> [Stored records]
◆ ◆ ◆ ◆

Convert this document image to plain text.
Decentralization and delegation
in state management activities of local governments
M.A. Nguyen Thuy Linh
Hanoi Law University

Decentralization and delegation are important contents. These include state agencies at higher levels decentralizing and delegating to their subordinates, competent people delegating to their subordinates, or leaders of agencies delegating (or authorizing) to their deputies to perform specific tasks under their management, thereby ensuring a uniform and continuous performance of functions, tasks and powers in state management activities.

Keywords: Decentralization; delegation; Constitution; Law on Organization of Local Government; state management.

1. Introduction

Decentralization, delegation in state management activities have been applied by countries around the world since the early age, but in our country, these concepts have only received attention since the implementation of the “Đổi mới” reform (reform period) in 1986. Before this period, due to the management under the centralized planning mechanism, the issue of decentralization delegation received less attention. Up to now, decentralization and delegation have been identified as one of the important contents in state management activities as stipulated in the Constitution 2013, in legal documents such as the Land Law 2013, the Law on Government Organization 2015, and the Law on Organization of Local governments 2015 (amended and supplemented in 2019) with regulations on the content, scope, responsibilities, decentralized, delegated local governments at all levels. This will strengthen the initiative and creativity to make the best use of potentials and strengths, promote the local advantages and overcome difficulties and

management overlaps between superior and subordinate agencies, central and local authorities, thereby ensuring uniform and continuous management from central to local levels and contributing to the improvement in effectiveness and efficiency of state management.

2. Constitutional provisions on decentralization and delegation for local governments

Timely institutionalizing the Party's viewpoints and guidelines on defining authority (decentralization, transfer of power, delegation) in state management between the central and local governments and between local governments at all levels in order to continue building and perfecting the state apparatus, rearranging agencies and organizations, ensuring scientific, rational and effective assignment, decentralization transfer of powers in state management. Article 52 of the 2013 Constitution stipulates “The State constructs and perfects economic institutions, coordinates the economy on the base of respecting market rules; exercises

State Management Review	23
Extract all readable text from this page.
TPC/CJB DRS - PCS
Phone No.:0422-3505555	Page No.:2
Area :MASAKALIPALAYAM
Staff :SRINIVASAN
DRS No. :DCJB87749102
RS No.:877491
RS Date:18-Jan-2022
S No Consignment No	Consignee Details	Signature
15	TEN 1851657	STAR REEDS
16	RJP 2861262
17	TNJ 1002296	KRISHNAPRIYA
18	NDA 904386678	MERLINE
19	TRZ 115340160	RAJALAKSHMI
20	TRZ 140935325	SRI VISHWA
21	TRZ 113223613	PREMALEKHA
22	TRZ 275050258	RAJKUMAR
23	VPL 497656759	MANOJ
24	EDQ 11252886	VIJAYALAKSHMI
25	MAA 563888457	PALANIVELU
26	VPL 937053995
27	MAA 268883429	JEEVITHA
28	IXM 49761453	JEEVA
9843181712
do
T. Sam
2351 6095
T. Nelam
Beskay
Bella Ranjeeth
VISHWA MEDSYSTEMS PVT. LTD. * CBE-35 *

◆ ◆ ◆ ◆

> [Task directions] Make a tally of the lines in this data that include the string "text", and answer with that tally alone.

> [Solution for this problem] 2